▶ Entries provided:
+--

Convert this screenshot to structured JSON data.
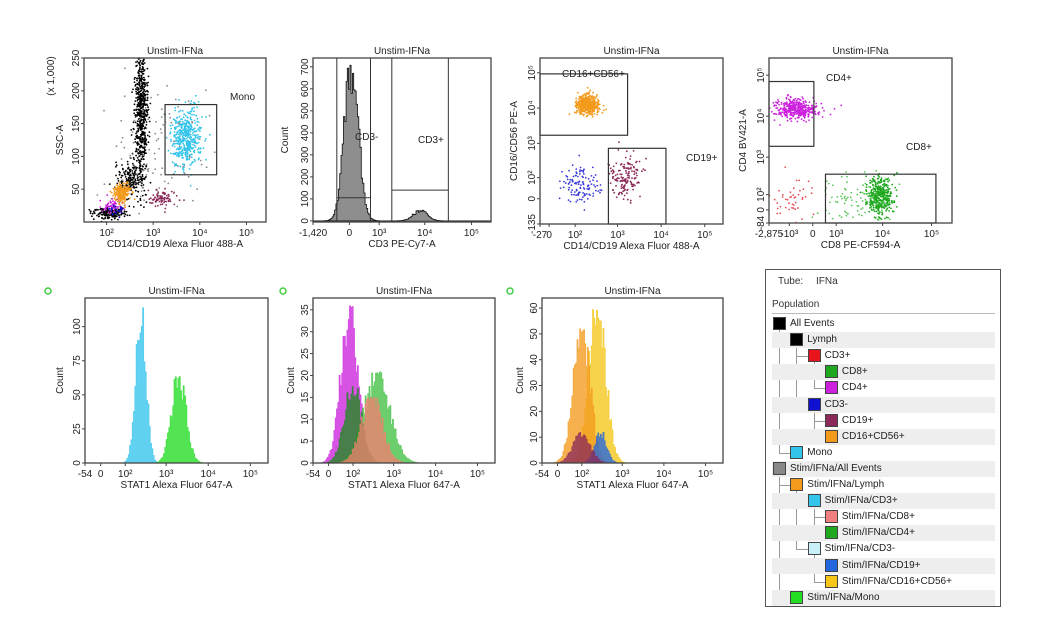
{
  "chart_data": [
    {
      "type": "scatter",
      "title": "Unstim-IFNa",
      "xlabel": "CD14/CD19 Alexa Fluor 488-A",
      "ylabel": "SSC-A",
      "y_multiplier": "(x 1,000)",
      "xscale": "biexponential",
      "yscale": "linear",
      "xlim": [
        30,
        262144
      ],
      "ylim": [
        0,
        250000
      ],
      "xticks": [
        {
          "value": 100,
          "label": "10²"
        },
        {
          "value": 1000,
          "label": "10³"
        },
        {
          "value": 10000,
          "label": "10⁴"
        },
        {
          "value": 100000,
          "label": "10⁵"
        }
      ],
      "yticks": [
        {
          "value": 50000,
          "label": "50"
        },
        {
          "value": 100000,
          "label": "100"
        },
        {
          "value": 150000,
          "label": "150"
        },
        {
          "value": 200000,
          "label": "200"
        },
        {
          "value": 250000,
          "label": "250"
        }
      ],
      "gates": [
        {
          "label": "Mono",
          "x": [
            1800,
            23000
          ],
          "y": [
            72000,
            179000
          ]
        }
      ],
      "populations": [
        {
          "name": "Lymph",
          "color": "#000000",
          "x": 550,
          "y": 165000,
          "x_spread_decades": 0.07,
          "y_spread": 55000,
          "count": 650
        },
        {
          "name": "Lymph",
          "color": "#000000",
          "x": 330,
          "y": 65000,
          "x_spread_decades": 0.14,
          "y_spread": 14000,
          "count": 160
        },
        {
          "name": "All Events",
          "color": "#000000",
          "x": 110,
          "y": 14000,
          "x_spread_decades": 0.2,
          "y_spread": 5000,
          "count": 180
        },
        {
          "name": "All Events",
          "color": "#8a8a8a",
          "x": 900,
          "y": 110000,
          "x_spread_decades": 0.55,
          "y_spread": 55000,
          "count": 110
        },
        {
          "name": "CD4+",
          "color": "#cc22dd",
          "x": 140,
          "y": 25000,
          "x_spread_decades": 0.12,
          "y_spread": 6000,
          "count": 70
        },
        {
          "name": "CD3-",
          "color": "#1010d0",
          "x": 160,
          "y": 19000,
          "x_spread_decades": 0.1,
          "y_spread": 4000,
          "count": 25
        },
        {
          "name": "CD16+CD56+",
          "color": "#f39a1c",
          "x": 220,
          "y": 45000,
          "x_spread_decades": 0.09,
          "y_spread": 7000,
          "count": 220
        },
        {
          "name": "CD19+",
          "color": "#8b2a58",
          "x": 1500,
          "y": 36000,
          "x_spread_decades": 0.14,
          "y_spread": 6000,
          "count": 90
        },
        {
          "name": "Mono",
          "color": "#33c4ec",
          "x": 5000,
          "y": 128000,
          "x_spread_decades": 0.16,
          "y_spread": 22000,
          "count": 450
        }
      ]
    },
    {
      "type": "histogram",
      "title": "Unstim-IFNa",
      "xlabel": "CD3 PE-Cy7-A",
      "ylabel": "Count",
      "xscale": "biexponential",
      "yscale": "linear",
      "xlim": [
        -1420,
        262144
      ],
      "ylim": [
        -5,
        740
      ],
      "xticks": [
        {
          "value": -1420,
          "label": "-1,420"
        },
        {
          "value": 0,
          "label": "0"
        },
        {
          "value": 1000,
          "label": "10³"
        },
        {
          "value": 10000,
          "label": "10⁴"
        },
        {
          "value": 100000,
          "label": "10⁵"
        }
      ],
      "yticks": [
        {
          "value": 0,
          "label": "0"
        },
        {
          "value": 100,
          "label": "100"
        },
        {
          "value": 200,
          "label": "200"
        },
        {
          "value": 300,
          "label": "300"
        },
        {
          "value": 400,
          "label": "400"
        },
        {
          "value": 500,
          "label": "500"
        },
        {
          "value": 600,
          "label": "600"
        },
        {
          "value": 700,
          "label": "700"
        }
      ],
      "gates": [
        {
          "label": "CD3-",
          "x": [
            -320,
            603
          ],
          "count_level": 105
        },
        {
          "label": "CD3+",
          "x": [
            1940,
            32000
          ],
          "count_level": 140
        }
      ],
      "series": [
        {
          "name": "Lymph",
          "color": "#6e6e6e",
          "peak_value": 50,
          "peak_count": 715,
          "spread_decades": 0.15
        },
        {
          "name": "Lymph",
          "color": "#6e6e6e",
          "peak_value": 8000,
          "peak_count": 48,
          "spread_decades": 0.15
        }
      ]
    },
    {
      "type": "scatter",
      "title": "Unstim-IFNa",
      "xlabel": "CD14/CD19 Alexa Fluor 488-A",
      "ylabel": "CD16/CD56 PE-A",
      "xscale": "biexponential",
      "yscale": "biexponential",
      "xlim": [
        -27,
        262144
      ],
      "ylim": [
        -135,
        262144
      ],
      "xticks": [
        {
          "value": -27,
          "label": "-27"
        },
        {
          "value": 0,
          "label": "0"
        },
        {
          "value": 100,
          "label": "10²"
        },
        {
          "value": 1000,
          "label": "10³"
        },
        {
          "value": 10000,
          "label": "10⁴"
        },
        {
          "value": 100000,
          "label": "10⁵"
        }
      ],
      "yticks": [
        {
          "value": -135,
          "label": "-135"
        },
        {
          "value": 0,
          "label": "0"
        },
        {
          "value": 100,
          "label": "10²"
        },
        {
          "value": 1000,
          "label": "10³"
        },
        {
          "value": 10000,
          "label": "10⁴"
        },
        {
          "value": 100000,
          "label": "10⁵"
        }
      ],
      "gates": [
        {
          "label": "CD16+CD56+",
          "x": [
            -27,
            1700
          ],
          "y": [
            1700,
            93000
          ]
        },
        {
          "label": "CD19+",
          "x": [
            617,
            12900
          ],
          "y": [
            -135,
            724
          ]
        }
      ],
      "populations": [
        {
          "name": "CD16+CD56+",
          "color": "#f39a1c",
          "x": 200,
          "y": 12000,
          "x_spread_decades": 0.13,
          "y_spread_decades": 0.13,
          "count": 500
        },
        {
          "name": "CD3-",
          "color": "#3a3ad8",
          "x": 130,
          "y": 60,
          "x_spread_decades": 0.2,
          "y_spread_decades": 0.25,
          "count": 120
        },
        {
          "name": "CD19+",
          "color": "#8b2a58",
          "x": 1500,
          "y": 110,
          "x_spread_decades": 0.2,
          "y_spread_decades": 0.3,
          "count": 150
        }
      ]
    },
    {
      "type": "scatter",
      "title": "Unstim-IFNa",
      "xlabel": "CD8 PE-CF594-A",
      "ylabel": "CD4 BV421-A",
      "xscale": "biexponential",
      "yscale": "biexponential",
      "xlim": [
        -2875,
        262144
      ],
      "ylim": [
        -84,
        262144
      ],
      "xticks": [
        {
          "value": -2875,
          "label": "-2,875"
        },
        {
          "value": -1000,
          "label": "-10³"
        },
        {
          "value": 0,
          "label": "0"
        },
        {
          "value": 1000,
          "label": "10³"
        },
        {
          "value": 10000,
          "label": "10⁴"
        },
        {
          "value": 100000,
          "label": "10⁵"
        }
      ],
      "yticks": [
        {
          "value": -84,
          "label": "-84"
        },
        {
          "value": 0,
          "label": "0"
        },
        {
          "value": 100,
          "label": "10²"
        },
        {
          "value": 1000,
          "label": "10³"
        },
        {
          "value": 10000,
          "label": "10⁴"
        },
        {
          "value": 100000,
          "label": "10⁵"
        }
      ],
      "gates": [
        {
          "label": "CD4+",
          "x": [
            -2875,
            40
          ],
          "y": [
            1840,
            70000
          ]
        },
        {
          "label": "CD8+",
          "x": [
            475,
            123000
          ],
          "y": [
            -84,
            378
          ]
        }
      ],
      "populations": [
        {
          "name": "CD4+",
          "color": "#cc22dd",
          "x": -600,
          "y": 15000,
          "x_spread_decades": 0.22,
          "y_spread_decades": 0.12,
          "count": 420
        },
        {
          "name": "CD8+",
          "color": "#1fa81f",
          "x": 9000,
          "y": 90,
          "x_spread_decades": 0.14,
          "y_spread_decades": 0.22,
          "count": 380
        },
        {
          "name": "CD8+",
          "color": "#5cc85c",
          "x": 2500,
          "y": 70,
          "x_spread_decades": 0.35,
          "y_spread_decades": 0.3,
          "count": 80
        },
        {
          "name": "CD3+",
          "color": "#e8505a",
          "x": -900,
          "y": 60,
          "x_spread_decades": 0.25,
          "y_spread_decades": 0.3,
          "count": 45
        }
      ]
    },
    {
      "type": "histogram",
      "title": "Unstim-IFNa",
      "xlabel": "STAT1 Alexa Fluor 647-A",
      "ylabel": "Count",
      "xscale": "biexponential",
      "yscale": "linear",
      "xlim": [
        -54,
        262144
      ],
      "ylim": [
        0,
        121
      ],
      "xticks": [
        {
          "value": -54,
          "label": "-54"
        },
        {
          "value": 0,
          "label": "0"
        },
        {
          "value": 100,
          "label": "10²"
        },
        {
          "value": 1000,
          "label": "10³"
        },
        {
          "value": 10000,
          "label": "10⁴"
        },
        {
          "value": 100000,
          "label": "10⁵"
        }
      ],
      "yticks": [
        {
          "value": 0,
          "label": "0"
        },
        {
          "value": 25,
          "label": "25"
        },
        {
          "value": 50,
          "label": "50"
        },
        {
          "value": 75,
          "label": "75"
        },
        {
          "value": 100,
          "label": "100"
        }
      ],
      "series": [
        {
          "name": "Mono",
          "color": "#33c4ec",
          "peak_value": 250,
          "peak_count": 118,
          "spread_decades": 0.12
        },
        {
          "name": "Stim/IFNa/Mono",
          "color": "#22dd22",
          "peak_value": 2000,
          "peak_count": 64,
          "spread_decades": 0.17
        }
      ]
    },
    {
      "type": "histogram",
      "title": "Unstim-IFNa",
      "xlabel": "STAT1 Alexa Fluor 647-A",
      "ylabel": "Count",
      "xscale": "biexponential",
      "yscale": "linear",
      "xlim": [
        -54,
        262144
      ],
      "ylim": [
        0,
        37.7
      ],
      "xticks": [
        {
          "value": -54,
          "label": "-54"
        },
        {
          "value": 0,
          "label": "0"
        },
        {
          "value": 100,
          "label": "10²"
        },
        {
          "value": 1000,
          "label": "10³"
        },
        {
          "value": 10000,
          "label": "10⁴"
        },
        {
          "value": 100000,
          "label": "10⁵"
        }
      ],
      "yticks": [
        {
          "value": 0,
          "label": "0"
        },
        {
          "value": 5,
          "label": "5"
        },
        {
          "value": 10,
          "label": "10"
        },
        {
          "value": 15,
          "label": "15"
        },
        {
          "value": 20,
          "label": "20"
        },
        {
          "value": 25,
          "label": "25"
        },
        {
          "value": 30,
          "label": "30"
        },
        {
          "value": 35,
          "label": "35"
        }
      ],
      "series": [
        {
          "name": "CD4+",
          "color": "#cc22dd",
          "peak_value": 80,
          "peak_count": 36,
          "spread_decades": 0.2
        },
        {
          "name": "Stim/IFNa/CD4+",
          "color": "#44c044",
          "peak_value": 400,
          "peak_count": 21,
          "spread_decades": 0.3
        },
        {
          "name": "CD8+",
          "color": "#1f8a1f",
          "peak_value": 100,
          "peak_count": 18,
          "spread_decades": 0.2
        },
        {
          "name": "Stim/IFNa/CD8+",
          "color": "#f08070",
          "peak_value": 300,
          "peak_count": 15,
          "spread_decades": 0.25
        }
      ]
    },
    {
      "type": "histogram",
      "title": "Unstim-IFNa",
      "xlabel": "STAT1 Alexa Fluor 647-A",
      "ylabel": "Count",
      "xscale": "biexponential",
      "yscale": "linear",
      "xlim": [
        -54,
        262144
      ],
      "ylim": [
        0,
        63.9
      ],
      "xticks": [
        {
          "value": -54,
          "label": "-54"
        },
        {
          "value": 0,
          "label": "0"
        },
        {
          "value": 100,
          "label": "10²"
        },
        {
          "value": 1000,
          "label": "10³"
        },
        {
          "value": 10000,
          "label": "10⁴"
        },
        {
          "value": 100000,
          "label": "10⁵"
        }
      ],
      "yticks": [
        {
          "value": 0,
          "label": "0"
        },
        {
          "value": 10,
          "label": "10"
        },
        {
          "value": 20,
          "label": "20"
        },
        {
          "value": 30,
          "label": "30"
        },
        {
          "value": 40,
          "label": "40"
        },
        {
          "value": 50,
          "label": "50"
        },
        {
          "value": 60,
          "label": "60"
        }
      ],
      "series": [
        {
          "name": "Stim/IFNa/CD16+CD56+",
          "color": "#f5c518",
          "peak_value": 250,
          "peak_count": 61,
          "spread_decades": 0.2
        },
        {
          "name": "CD16+CD56+",
          "color": "#f39a1c",
          "peak_value": 100,
          "peak_count": 52,
          "spread_decades": 0.2
        },
        {
          "name": "Stim/IFNa/CD19+",
          "color": "#2266dd",
          "peak_value": 300,
          "peak_count": 12,
          "spread_decades": 0.14
        },
        {
          "name": "CD19+",
          "color": "#8b2a58",
          "peak_value": 100,
          "peak_count": 12,
          "spread_decades": 0.2
        }
      ]
    }
  ],
  "status_icons": {
    "color": "#44cc44",
    "icon": "circle-outline-icon"
  },
  "legend": {
    "tube_label": "Tube:",
    "tube_value": "IFNa",
    "population_header": "Population",
    "items": [
      {
        "label": "All Events",
        "color": "#000000",
        "level": 0
      },
      {
        "label": "Lymph",
        "color": "#000000",
        "level": 1
      },
      {
        "label": "CD3+",
        "color": "#e8141b",
        "level": 2
      },
      {
        "label": "CD8+",
        "color": "#1fa81f",
        "level": 3
      },
      {
        "label": "CD4+",
        "color": "#cc22dd",
        "level": 3
      },
      {
        "label": "CD3-",
        "color": "#1010d0",
        "level": 2
      },
      {
        "label": "CD19+",
        "color": "#8b2a58",
        "level": 3
      },
      {
        "label": "CD16+CD56+",
        "color": "#f39a1c",
        "level": 3
      },
      {
        "label": "Mono",
        "color": "#33c4ec",
        "level": 1
      },
      {
        "label": "Stim/IFNa/All Events",
        "color": "#888888",
        "level": 0
      },
      {
        "label": "Stim/IFNa/Lymph",
        "color": "#f39a1c",
        "level": 1
      },
      {
        "label": "Stim/IFNa/CD3+",
        "color": "#33c4ec",
        "level": 2
      },
      {
        "label": "Stim/IFNa/CD8+",
        "color": "#f08080",
        "level": 3
      },
      {
        "label": "Stim/IFNa/CD4+",
        "color": "#1fa81f",
        "level": 3
      },
      {
        "label": "Stim/IFNa/CD3-",
        "color": "#c8f0f8",
        "level": 2
      },
      {
        "label": "Stim/IFNa/CD19+",
        "color": "#2266dd",
        "level": 3
      },
      {
        "label": "Stim/IFNa/CD16+CD56+",
        "color": "#f5c518",
        "level": 3
      },
      {
        "label": "Stim/IFNa/Mono",
        "color": "#22dd22",
        "level": 1
      }
    ]
  }
}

+--

▶ Directive:
Show the lines that mention the word "Mono".

▶ Solution to this problem:
          "label": "Mono",
          "name": "Mono",
          "name": "Mono",
          "name": "Stim/IFNa/Mono",
        "label": "Mono",
        "label": "Stim/IFNa/Mono",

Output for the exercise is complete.